▸ **STATED PROBLEM**
Rewrite these rows with every "ecliptic-day-label" changed to "ecliptic-date-label" and everything else unchanged, and leave the pictures out.

▸ **MATERIAL TO PROCESS**
● ● ● ●

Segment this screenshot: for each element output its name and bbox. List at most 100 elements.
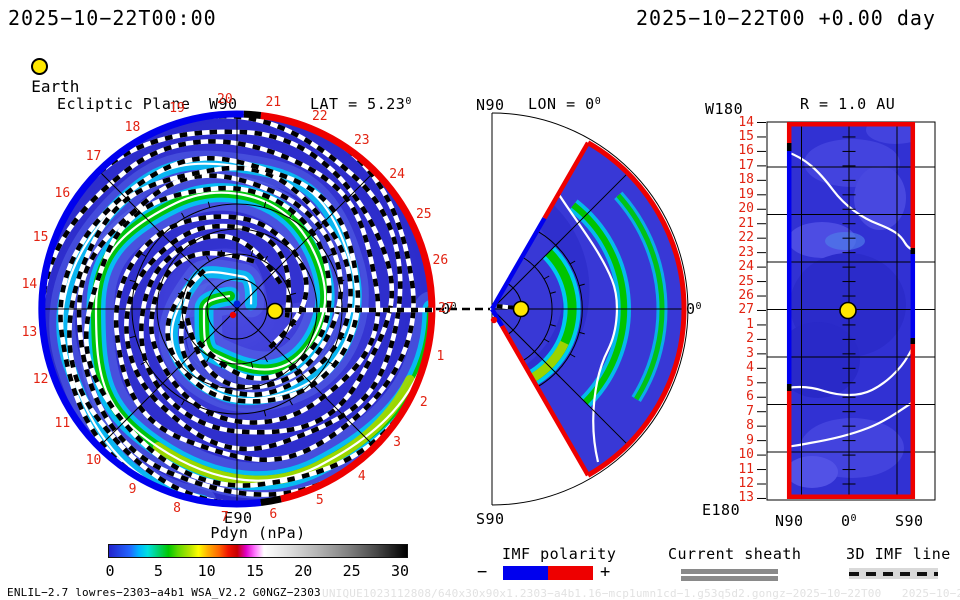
ecliptic-day-label: 19 [169,100,185,116]
latmap-n90-label: N90 [775,512,804,530]
wedge-polarity-arc [586,140,687,478]
imf-line-dashes [849,571,938,576]
latmap-day-label: 22 [738,230,754,246]
latmap-day-label: 26 [738,288,754,304]
latmap-panel [757,121,936,501]
latmap-day-label: 19 [738,186,754,202]
ecliptic-day-label: 17 [85,148,102,164]
current-sheath-map-3 [787,401,914,449]
latmap-zero-label: 00 [841,512,857,530]
ecliptic-day-label: 8 [173,501,181,517]
forecast-title: 2025−10−22T00 +0.00 day [636,6,936,30]
imf-plus-sign: + [600,562,611,582]
earth-legend: Earth [12,39,79,96]
ecliptic-day-label: 14 [21,276,38,292]
colorbar-tick-label: 20 [294,562,313,580]
latmap-day-label: 2 [746,331,754,347]
ecliptic-lat-label: LAT = 5.230 [310,95,412,113]
latmap-bottomleft-label: E180 [702,501,741,519]
ecliptic-day-label: 20 [217,92,233,108]
ecliptic-zero-label: 00 [441,300,457,318]
ecliptic-day-label: 5 [315,492,324,508]
current-sheath-wedge [555,189,619,463]
latmap-day-label: 12 [738,476,754,491]
ecliptic-day-label: 21 [265,95,282,111]
latmap-day-label: 3 [746,345,754,361]
imf-negative-swatch [503,566,548,580]
colorbar-title: Pdyn (nPa) [210,524,306,542]
latmap-day-label: 17 [738,157,754,173]
latmap-day-label: 7 [746,403,754,419]
current-sheath-swatch-top [681,569,778,574]
ecliptic-day-label: 10 [85,453,102,469]
ecliptic-day-label: 26 [432,252,449,268]
latmap-topleft-label: W180 [705,100,744,118]
colorbar-tick-label: 30 [390,562,409,580]
ecliptic-day-label: 13 [21,325,38,341]
latmap-day-label: 6 [746,389,754,405]
ecliptic-day-label: 27 [438,301,454,316]
sun-marker-meridional [490,316,498,324]
meridional-bottom-label: S90 [476,510,505,528]
imf-minus-sign: − [477,562,488,582]
model-info: ENLIL−2.7 lowres−2303−a4b1 WSA_V2.2 G0NG… [7,586,321,599]
earth-legend-icon [31,58,49,75]
sun-marker-ecliptic [233,300,241,308]
meridional-panel [490,112,689,506]
latmap-day-label: 23 [738,244,754,260]
colorbar-tick-label: 0 [105,562,115,580]
colorbar-gradient [108,544,408,558]
latmap-day-label: 8 [746,418,754,434]
latmap-s90-label: S90 [895,512,924,530]
latmap-day-label: 16 [738,143,754,159]
latmap-day-label: 27 [738,302,754,318]
latmap-day-label: 10 [738,447,754,463]
latmap-polarity-border [786,121,916,500]
ecliptic-polarity-rim [38,110,436,508]
ecliptic-day-label: 24 [389,166,405,182]
meridional-zero-label: 00 [686,300,702,318]
ecliptic-bottom-label: E90 [224,509,253,527]
imf-line-label: 3D IMF line [846,545,951,563]
latmap-day-label: 5 [746,374,754,390]
ecliptic-day-label: 2 [419,394,428,410]
imf-line-swatch [849,568,938,579]
latmap-day-label: 13 [738,490,754,506]
colorbar-tick-label: 15 [245,562,265,580]
meridional-top-label: N90 [476,96,505,114]
latmap-day-label: 1 [746,316,754,332]
latmap-title: R = 1.0 AU [800,95,896,113]
latmap-day-label: 11 [738,461,754,477]
ecliptic-day-label: 4 [357,468,366,484]
ecliptic-day-label: 12 [32,372,49,388]
ecliptic-day-label: 1 [436,349,445,365]
earth-marker-ecliptic [266,302,284,320]
meridional-title: LON = 00 [528,95,601,113]
current-sheath-map-1 [787,150,914,251]
timestamp-title: 2025−10−22T00:00 [8,6,217,30]
sun-marker-red [229,311,237,319]
ecliptic-day-label: 7 [220,509,229,525]
latmap-day-label: 9 [746,432,754,448]
ecliptic-day-label: 3 [393,435,401,451]
colorbar-tick-label: 5 [153,562,163,580]
ecliptic-day-label: 22 [311,109,328,125]
imf-positive-swatch [548,566,593,580]
ecliptic-day-label: 15 [32,229,49,245]
current-sheath-swatch-bottom [681,576,778,581]
watermark: UNIQUE1023112808/640x30x90x1.2303−a4b1.1… [322,587,960,600]
latmap-day-label: 14 [738,114,754,130]
latmap-day-label: 4 [746,360,754,376]
ecliptic-day-label: 9 [128,481,137,497]
colorbar-tick-label: 10 [197,562,216,580]
ecliptic-day-label: 11 [54,415,71,431]
earth-marker-meridional [512,300,530,318]
latmap-day-label: 18 [738,172,754,188]
ecliptic-day-label: 16 [54,186,71,202]
imf-polarity-label: IMF polarity [502,545,617,563]
ecliptic-top-label: W90 [209,95,238,113]
colorbar-tick-label: 25 [342,562,361,580]
latmap-day-label: 25 [738,273,754,289]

● ● ● ●

▸ **RESULT BELOW**
Segment this screenshot: for each element output its name and bbox. List at most 100 elements.
ecliptic-date-label: 19 [169,100,185,116]
latmap-n90-label: N90 [775,512,804,530]
wedge-polarity-arc [586,140,687,478]
imf-line-dashes [849,571,938,576]
latmap-day-label: 22 [738,230,754,246]
latmap-day-label: 26 [738,288,754,304]
latmap-panel [757,121,936,501]
latmap-day-label: 19 [738,186,754,202]
ecliptic-date-label: 17 [85,148,102,164]
current-sheath-map-3 [787,401,914,449]
latmap-zero-label: 00 [841,512,857,530]
ecliptic-date-label: 8 [173,501,181,517]
forecast-title: 2025−10−22T00 +0.00 day [636,6,936,30]
imf-plus-sign: + [600,562,611,582]
earth-legend: Earth [12,39,79,96]
ecliptic-date-label: 14 [21,276,38,292]
colorbar-tick-label: 20 [294,562,313,580]
latmap-day-label: 2 [746,331,754,347]
ecliptic-lat-label: LAT = 5.230 [310,95,412,113]
latmap-bottomleft-label: E180 [702,501,741,519]
ecliptic-date-label: 20 [217,92,233,108]
ecliptic-zero-label: 00 [441,300,457,318]
ecliptic-date-label: 5 [315,492,324,508]
current-sheath-wedge [555,189,619,463]
latmap-day-label: 12 [738,476,754,491]
ecliptic-date-label: 21 [265,95,282,111]
latmap-day-label: 3 [746,345,754,361]
imf-negative-swatch [503,566,548,580]
colorbar-title: Pdyn (nPa) [210,524,306,542]
latmap-day-label: 17 [738,157,754,173]
latmap-day-label: 7 [746,403,754,419]
current-sheath-swatch-top [681,569,778,574]
ecliptic-date-label: 10 [85,453,102,469]
ecliptic-date-label: 26 [432,252,449,268]
latmap-topleft-label: W180 [705,100,744,118]
colorbar-tick-label: 30 [390,562,409,580]
ecliptic-date-label: 13 [21,325,38,341]
latmap-day-label: 6 [746,389,754,405]
ecliptic-date-label: 27 [438,301,454,316]
sun-marker-meridional [490,316,498,324]
meridional-bottom-label: S90 [476,510,505,528]
imf-minus-sign: − [477,562,488,582]
model-info: ENLIL−2.7 lowres−2303−a4b1 WSA_V2.2 G0NG… [7,586,321,599]
earth-legend-icon [31,58,49,75]
sun-marker-ecliptic [233,300,241,308]
meridional-panel [490,112,689,506]
latmap-day-label: 23 [738,244,754,260]
colorbar-tick-label: 0 [105,562,115,580]
colorbar-gradient [108,544,408,558]
latmap-day-label: 8 [746,418,754,434]
latmap-s90-label: S90 [895,512,924,530]
latmap-day-label: 16 [738,143,754,159]
latmap-day-label: 27 [738,302,754,318]
latmap-day-label: 10 [738,447,754,463]
latmap-polarity-border [786,121,916,500]
ecliptic-polarity-rim [38,110,436,508]
ecliptic-date-label: 24 [389,166,405,182]
meridional-zero-label: 00 [686,300,702,318]
ecliptic-bottom-label: E90 [224,509,253,527]
imf-line-label: 3D IMF line [846,545,951,563]
latmap-day-label: 5 [746,374,754,390]
ecliptic-date-label: 2 [419,394,428,410]
imf-line-swatch [849,568,938,579]
latmap-day-label: 13 [738,490,754,506]
colorbar-tick-label: 15 [245,562,265,580]
meridional-top-label: N90 [476,96,505,114]
latmap-day-label: 1 [746,316,754,332]
latmap-title: R = 1.0 AU [800,95,896,113]
latmap-day-label: 11 [738,461,754,477]
ecliptic-date-label: 4 [357,468,366,484]
ecliptic-date-label: 12 [32,372,49,388]
ecliptic-date-label: 1 [436,349,445,365]
earth-marker-ecliptic [266,302,284,320]
meridional-title: LON = 00 [528,95,601,113]
current-sheath-map-1 [787,150,914,251]
timestamp-title: 2025−10−22T00:00 [8,6,217,30]
sun-marker-red [229,311,237,319]
ecliptic-date-label: 7 [220,509,229,525]
latmap-day-label: 9 [746,432,754,448]
ecliptic-date-label: 3 [393,435,401,451]
colorbar-tick-label: 5 [153,562,163,580]
ecliptic-date-label: 22 [311,109,328,125]
imf-positive-swatch [548,566,593,580]
ecliptic-date-label: 15 [32,229,49,245]
current-sheath-swatch-bottom [681,576,778,581]
watermark: UNIQUE1023112808/640x30x90x1.2303−a4b1.1… [322,587,960,600]
latmap-day-label: 14 [738,114,754,130]
latmap-day-label: 4 [746,360,754,376]
ecliptic-date-label: 9 [128,481,137,497]
colorbar-tick-label: 10 [197,562,216,580]
ecliptic-date-label: 11 [54,415,71,431]
earth-marker-meridional [512,300,530,318]
latmap-day-label: 18 [738,172,754,188]
ecliptic-date-label: 16 [54,186,71,202]
imf-polarity-label: IMF polarity [502,545,617,563]
ecliptic-top-label: W90 [209,95,238,113]
colorbar-tick-label: 25 [342,562,361,580]
latmap-day-label: 25 [738,273,754,289]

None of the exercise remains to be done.